• Description of the task
Retype all of the listing exactly, passing over any picture you find.

━━━ Entries supplied

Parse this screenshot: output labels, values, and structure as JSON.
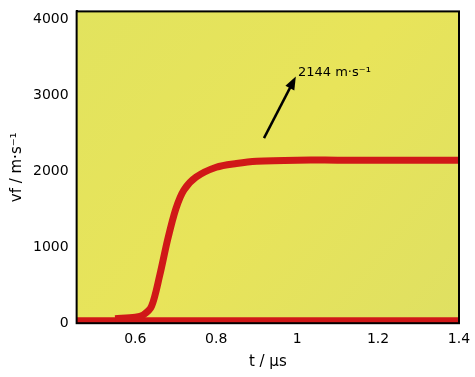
{
  "chart_data": {
    "type": "line",
    "x_label": "t / μs",
    "y_label": "vf / m·s⁻¹",
    "annotations": [
      {
        "text": "2144 m·s⁻¹"
      }
    ],
    "xlim": [
      0.455,
      1.4
    ],
    "xticks": [
      0.6,
      0.8,
      1,
      1.2,
      1.4
    ],
    "ylim": [
      0,
      4100
    ],
    "yticks": [
      0,
      1000,
      2000,
      3000,
      4000
    ],
    "grid": false,
    "series": [
      {
        "color": "#d01818",
        "x": [
          0.55,
          0.6,
          0.62,
          0.64,
          0.66,
          0.68,
          0.7,
          0.72,
          0.75,
          0.8,
          0.85,
          0.9,
          1.0,
          1.1,
          1.2,
          1.3,
          1.4
        ],
        "values": [
          60,
          80,
          110,
          220,
          620,
          1100,
          1500,
          1750,
          1920,
          2050,
          2100,
          2130,
          2144,
          2144,
          2144,
          2144,
          2144
        ]
      },
      {
        "color": "#d01818",
        "x": [
          0.455,
          1.4
        ],
        "values": [
          40,
          40
        ]
      }
    ]
  }
}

━━━━━━

• Solution
Parse this screenshot: output labels, values, and structure as JSON.
{
  "chart_data": {
    "type": "line",
    "x_label": "t / μs",
    "y_label": "vf / m·s⁻¹",
    "annotations": [
      {
        "text": "2144 m·s⁻¹"
      }
    ],
    "xlim": [
      0.455,
      1.4
    ],
    "xticks": [
      0.6,
      0.8,
      1,
      1.2,
      1.4
    ],
    "ylim": [
      0,
      4100
    ],
    "yticks": [
      0,
      1000,
      2000,
      3000,
      4000
    ],
    "grid": false,
    "series": [
      {
        "color": "#d01818",
        "x": [
          0.55,
          0.6,
          0.62,
          0.64,
          0.66,
          0.68,
          0.7,
          0.72,
          0.75,
          0.8,
          0.85,
          0.9,
          1.0,
          1.1,
          1.2,
          1.3,
          1.4
        ],
        "values": [
          60,
          80,
          110,
          220,
          620,
          1100,
          1500,
          1750,
          1920,
          2050,
          2100,
          2130,
          2144,
          2144,
          2144,
          2144,
          2144
        ]
      },
      {
        "color": "#d01818",
        "x": [
          0.455,
          1.4
        ],
        "values": [
          40,
          40
        ]
      }
    ]
  }
}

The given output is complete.